__Task to carry out__. From the line containing "Parse this screenshot: output" through the last line of the data, return those lines exactly as written and nothing more.

__Provided entries__.
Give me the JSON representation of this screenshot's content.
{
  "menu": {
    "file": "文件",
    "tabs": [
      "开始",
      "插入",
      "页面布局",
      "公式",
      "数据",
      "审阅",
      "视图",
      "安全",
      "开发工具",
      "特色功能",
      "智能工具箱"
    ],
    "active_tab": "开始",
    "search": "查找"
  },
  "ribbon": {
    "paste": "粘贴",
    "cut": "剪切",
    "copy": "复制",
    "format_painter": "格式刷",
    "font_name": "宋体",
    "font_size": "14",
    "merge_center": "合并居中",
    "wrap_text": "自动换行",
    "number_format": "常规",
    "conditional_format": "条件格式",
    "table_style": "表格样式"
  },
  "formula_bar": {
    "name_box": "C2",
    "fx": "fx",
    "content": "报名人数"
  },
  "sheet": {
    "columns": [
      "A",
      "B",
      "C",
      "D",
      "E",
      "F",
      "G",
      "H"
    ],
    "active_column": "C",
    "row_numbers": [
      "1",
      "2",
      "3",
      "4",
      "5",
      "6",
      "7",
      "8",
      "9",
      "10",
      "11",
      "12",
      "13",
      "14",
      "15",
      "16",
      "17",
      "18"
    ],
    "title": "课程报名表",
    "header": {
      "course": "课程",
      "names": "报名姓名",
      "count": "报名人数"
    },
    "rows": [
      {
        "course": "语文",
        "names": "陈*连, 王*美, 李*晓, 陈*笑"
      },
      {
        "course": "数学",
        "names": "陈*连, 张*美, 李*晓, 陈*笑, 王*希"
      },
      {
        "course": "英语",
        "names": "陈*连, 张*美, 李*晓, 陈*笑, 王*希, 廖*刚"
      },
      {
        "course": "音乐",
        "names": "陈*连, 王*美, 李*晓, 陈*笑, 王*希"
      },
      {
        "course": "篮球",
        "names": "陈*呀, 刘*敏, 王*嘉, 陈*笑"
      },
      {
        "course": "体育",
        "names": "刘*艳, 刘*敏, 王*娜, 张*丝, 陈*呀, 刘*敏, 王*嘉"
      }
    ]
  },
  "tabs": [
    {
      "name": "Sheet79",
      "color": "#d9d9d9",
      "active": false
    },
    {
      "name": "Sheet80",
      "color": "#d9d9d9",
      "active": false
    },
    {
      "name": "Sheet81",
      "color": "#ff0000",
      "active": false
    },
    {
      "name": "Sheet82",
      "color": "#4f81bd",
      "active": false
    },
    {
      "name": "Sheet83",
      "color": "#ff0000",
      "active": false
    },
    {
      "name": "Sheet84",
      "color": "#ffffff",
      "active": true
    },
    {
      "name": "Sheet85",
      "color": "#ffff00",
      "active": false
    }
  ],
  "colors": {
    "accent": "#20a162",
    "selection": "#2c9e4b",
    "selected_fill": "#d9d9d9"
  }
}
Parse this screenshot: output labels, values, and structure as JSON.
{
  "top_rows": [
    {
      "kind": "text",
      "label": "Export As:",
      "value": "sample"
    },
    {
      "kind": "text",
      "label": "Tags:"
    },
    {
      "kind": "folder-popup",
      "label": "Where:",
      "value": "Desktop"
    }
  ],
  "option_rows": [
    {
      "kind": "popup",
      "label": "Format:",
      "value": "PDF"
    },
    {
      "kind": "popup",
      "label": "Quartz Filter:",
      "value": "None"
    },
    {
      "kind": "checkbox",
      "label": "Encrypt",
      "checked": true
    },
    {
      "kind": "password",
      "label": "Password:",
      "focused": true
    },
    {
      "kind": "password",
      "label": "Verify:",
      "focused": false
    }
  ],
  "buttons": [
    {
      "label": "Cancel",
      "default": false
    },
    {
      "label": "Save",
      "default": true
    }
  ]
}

__Exercise result__.
Parse this screenshot: output labels, values, and structure as JSON.
{
  "top_rows": [
    {
      "kind": "text",
      "label": "Export As:",
      "value": "sample"
    },
    {
      "kind": "text",
      "label": "Tags:"
    },
    {
      "kind": "folder-popup",
      "label": "Where:",
      "value": "Desktop"
    }
  ],
  "option_rows": [
    {
      "kind": "popup",
      "label": "Format:",
      "value": "PDF"
    },
    {
      "kind": "popup",
      "label": "Quartz Filter:",
      "value": "None"
    },
    {
      "kind": "checkbox",
      "label": "Encrypt",
      "checked": true
    },
    {
      "kind": "password",
      "label": "Password:",
      "focused": true
    },
    {
      "kind": "password",
      "label": "Verify:",
      "focused": false
    }
  ],
  "buttons": [
    {
      "label": "Cancel",
      "default": false
    },
    {
      "label": "Save",
      "default": true
    }
  ]
}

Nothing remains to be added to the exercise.